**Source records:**
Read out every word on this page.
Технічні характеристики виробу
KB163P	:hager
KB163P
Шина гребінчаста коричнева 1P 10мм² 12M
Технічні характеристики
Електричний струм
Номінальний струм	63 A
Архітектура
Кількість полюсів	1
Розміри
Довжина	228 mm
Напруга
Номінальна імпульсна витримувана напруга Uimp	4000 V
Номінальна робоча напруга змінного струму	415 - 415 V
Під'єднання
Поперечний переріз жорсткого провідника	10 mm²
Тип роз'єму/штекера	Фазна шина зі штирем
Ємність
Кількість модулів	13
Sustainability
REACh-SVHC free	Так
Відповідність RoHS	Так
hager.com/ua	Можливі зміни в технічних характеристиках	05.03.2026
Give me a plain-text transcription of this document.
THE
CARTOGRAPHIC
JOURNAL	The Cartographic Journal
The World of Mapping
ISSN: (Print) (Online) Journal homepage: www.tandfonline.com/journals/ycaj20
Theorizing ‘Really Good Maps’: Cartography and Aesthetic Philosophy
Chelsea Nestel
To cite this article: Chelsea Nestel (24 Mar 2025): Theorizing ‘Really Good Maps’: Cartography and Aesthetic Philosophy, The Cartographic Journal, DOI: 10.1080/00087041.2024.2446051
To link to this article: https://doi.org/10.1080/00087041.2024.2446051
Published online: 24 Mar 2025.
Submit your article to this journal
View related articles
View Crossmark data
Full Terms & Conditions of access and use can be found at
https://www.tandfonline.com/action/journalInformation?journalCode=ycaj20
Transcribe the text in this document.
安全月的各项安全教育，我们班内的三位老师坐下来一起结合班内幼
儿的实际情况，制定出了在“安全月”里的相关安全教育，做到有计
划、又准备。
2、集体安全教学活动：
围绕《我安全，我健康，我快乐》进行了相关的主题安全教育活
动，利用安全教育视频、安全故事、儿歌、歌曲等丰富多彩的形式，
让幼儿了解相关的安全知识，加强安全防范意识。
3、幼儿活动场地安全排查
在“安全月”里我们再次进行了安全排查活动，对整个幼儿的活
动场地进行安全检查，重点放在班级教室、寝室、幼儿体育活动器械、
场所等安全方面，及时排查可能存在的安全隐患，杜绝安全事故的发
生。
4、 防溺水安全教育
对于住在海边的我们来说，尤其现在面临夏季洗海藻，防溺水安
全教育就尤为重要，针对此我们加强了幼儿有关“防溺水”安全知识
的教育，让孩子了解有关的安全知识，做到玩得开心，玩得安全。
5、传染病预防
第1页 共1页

**TASK DESCRIPTION:** Count the lines in the material above where the string "Good" appears, then state only that count.

**RESULT OF THE TASK:** 2